Source records
● ● ● ● ● ● ●

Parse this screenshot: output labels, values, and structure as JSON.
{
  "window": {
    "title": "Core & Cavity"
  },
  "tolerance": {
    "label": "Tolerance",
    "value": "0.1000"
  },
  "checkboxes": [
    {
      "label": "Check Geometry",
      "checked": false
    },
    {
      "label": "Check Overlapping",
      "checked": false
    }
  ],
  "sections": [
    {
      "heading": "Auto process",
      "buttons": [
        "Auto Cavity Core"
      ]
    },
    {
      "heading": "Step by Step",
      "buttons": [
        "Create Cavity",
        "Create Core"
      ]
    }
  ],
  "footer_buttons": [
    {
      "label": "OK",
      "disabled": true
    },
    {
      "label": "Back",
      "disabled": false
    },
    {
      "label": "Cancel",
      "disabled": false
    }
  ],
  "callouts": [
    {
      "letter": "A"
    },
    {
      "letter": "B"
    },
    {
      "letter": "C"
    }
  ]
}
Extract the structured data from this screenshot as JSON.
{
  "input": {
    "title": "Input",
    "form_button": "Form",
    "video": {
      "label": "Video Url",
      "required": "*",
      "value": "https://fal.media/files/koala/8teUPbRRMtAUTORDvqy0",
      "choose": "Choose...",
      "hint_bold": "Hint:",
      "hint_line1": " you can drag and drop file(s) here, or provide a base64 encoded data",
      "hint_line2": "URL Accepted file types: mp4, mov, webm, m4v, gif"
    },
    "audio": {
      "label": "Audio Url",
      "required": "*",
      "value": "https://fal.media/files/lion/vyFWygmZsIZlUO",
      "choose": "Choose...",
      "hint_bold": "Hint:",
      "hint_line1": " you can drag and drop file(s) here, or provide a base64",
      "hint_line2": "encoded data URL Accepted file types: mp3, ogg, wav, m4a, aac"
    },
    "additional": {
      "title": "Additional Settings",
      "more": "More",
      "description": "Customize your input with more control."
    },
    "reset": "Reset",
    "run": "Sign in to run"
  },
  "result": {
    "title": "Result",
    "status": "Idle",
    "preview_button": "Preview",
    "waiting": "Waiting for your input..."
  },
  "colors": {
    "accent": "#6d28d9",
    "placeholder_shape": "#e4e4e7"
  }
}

● ● ● ● ● ● ●

* Work instructions:
Output the records above in their entirety, exactly.

* Exercise response:
Parse this screenshot: output labels, values, and structure as JSON.
{
  "window": {
    "title": "Core & Cavity"
  },
  "tolerance": {
    "label": "Tolerance",
    "value": "0.1000"
  },
  "checkboxes": [
    {
      "label": "Check Geometry",
      "checked": false
    },
    {
      "label": "Check Overlapping",
      "checked": false
    }
  ],
  "sections": [
    {
      "heading": "Auto process",
      "buttons": [
        "Auto Cavity Core"
      ]
    },
    {
      "heading": "Step by Step",
      "buttons": [
        "Create Cavity",
        "Create Core"
      ]
    }
  ],
  "footer_buttons": [
    {
      "label": "OK",
      "disabled": true
    },
    {
      "label": "Back",
      "disabled": false
    },
    {
      "label": "Cancel",
      "disabled": false
    }
  ],
  "callouts": [
    {
      "letter": "A"
    },
    {
      "letter": "B"
    },
    {
      "letter": "C"
    }
  ]
}
Extract the structured data from this screenshot as JSON.
{
  "input": {
    "title": "Input",
    "form_button": "Form",
    "video": {
      "label": "Video Url",
      "required": "*",
      "value": "https://fal.media/files/koala/8teUPbRRMtAUTORDvqy0",
      "choose": "Choose...",
      "hint_bold": "Hint:",
      "hint_line1": " you can drag and drop file(s) here, or provide a base64 encoded data",
      "hint_line2": "URL Accepted file types: mp4, mov, webm, m4v, gif"
    },
    "audio": {
      "label": "Audio Url",
      "required": "*",
      "value": "https://fal.media/files/lion/vyFWygmZsIZlUO",
      "choose": "Choose...",
      "hint_bold": "Hint:",
      "hint_line1": " you can drag and drop file(s) here, or provide a base64",
      "hint_line2": "encoded data URL Accepted file types: mp3, ogg, wav, m4a, aac"
    },
    "additional": {
      "title": "Additional Settings",
      "more": "More",
      "description": "Customize your input with more control."
    },
    "reset": "Reset",
    "run": "Sign in to run"
  },
  "result": {
    "title": "Result",
    "status": "Idle",
    "preview_button": "Preview",
    "waiting": "Waiting for your input..."
  },
  "colors": {
    "accent": "#6d28d9",
    "placeholder_shape": "#e4e4e7"
  }
}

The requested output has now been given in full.